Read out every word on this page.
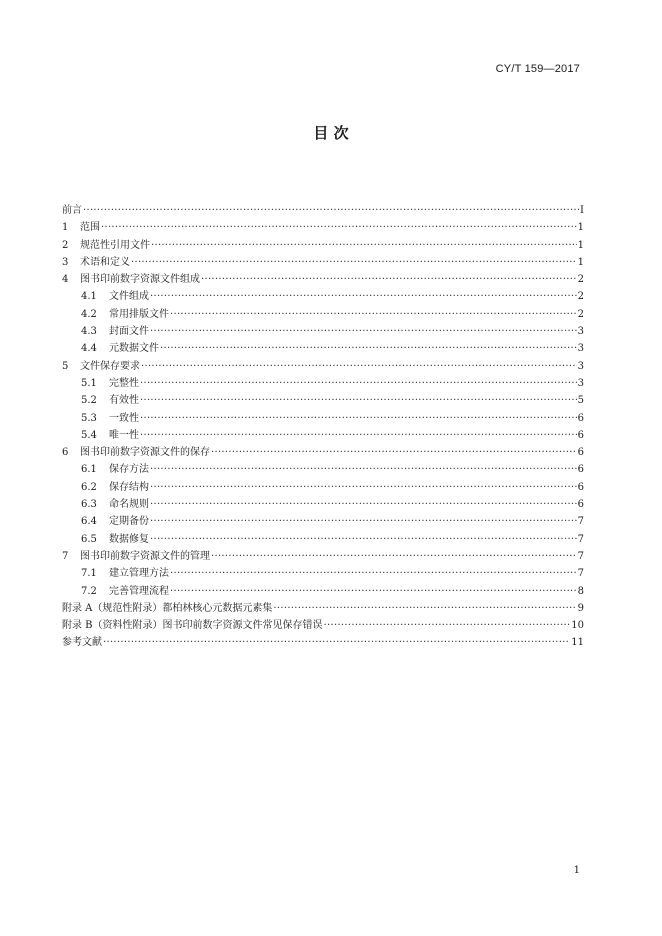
CY/T 159—2017
目 次
前言 ·····	I
1	范围 ·····	1
2	规范性引用文件 ·····	1
3	术语和定义 ·····	1
4	图书印前数字资源文件组成 ·····	2
4.1	文件组成 ·····	2
4.2	常用排版文件 ·····	2
4.3	封面文件 ·····	3
4.4	元数据文件 ·····	3
5	文件保存要求 ·····	3
5.1	完整性 ·····	3
5.2	有效性 ·····	5
5.3	一致性 ·····	6
5.4	唯一性 ·····	6
6	图书印前数字资源文件的保存 ·····	6
6.1	保存方法 ·····	6
6.2	保存结构 ·····	6
6.3	命名规则 ·····	6
6.4	定期备份 ·····	7
6.5	数据修复 ·····	7
7	图书印前数字资源文件的管理 ·····	7
7.1	建立管理方法 ·····	7
7.2	完善管理流程 ·····	8
附录 A（规范性附录）都柏林核心元数据元素集 ·····	9
附录 B（资料性附录）图书印前数字资源文件常见保存错误 ·····	10
参考文献 ·····	11
1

> _Requirements_: Return all the entries word for word, but omit any pictures they contain.

> _Response for this exercise_:
Read out every word on this page.
CY/T 159—2017
目 次
前言 ·····	I
1	范围 ·····	1
2	规范性引用文件 ·····	1
3	术语和定义 ·····	1
4	图书印前数字资源文件组成 ·····	2
4.1	文件组成 ·····	2
4.2	常用排版文件 ·····	2
4.3	封面文件 ·····	3
4.4	元数据文件 ·····	3
5	文件保存要求 ·····	3
5.1	完整性 ·····	3
5.2	有效性 ·····	5
5.3	一致性 ·····	6
5.4	唯一性 ·····	6
6	图书印前数字资源文件的保存 ·····	6
6.1	保存方法 ·····	6
6.2	保存结构 ·····	6
6.3	命名规则 ·····	6
6.4	定期备份 ·····	7
6.5	数据修复 ·····	7
7	图书印前数字资源文件的管理 ·····	7
7.1	建立管理方法 ·····	7
7.2	完善管理流程 ·····	8
附录 A（规范性附录）都柏林核心元数据元素集 ·····	9
附录 B（资料性附录）图书印前数字资源文件常见保存错误 ·····	10
参考文献 ·····	11
1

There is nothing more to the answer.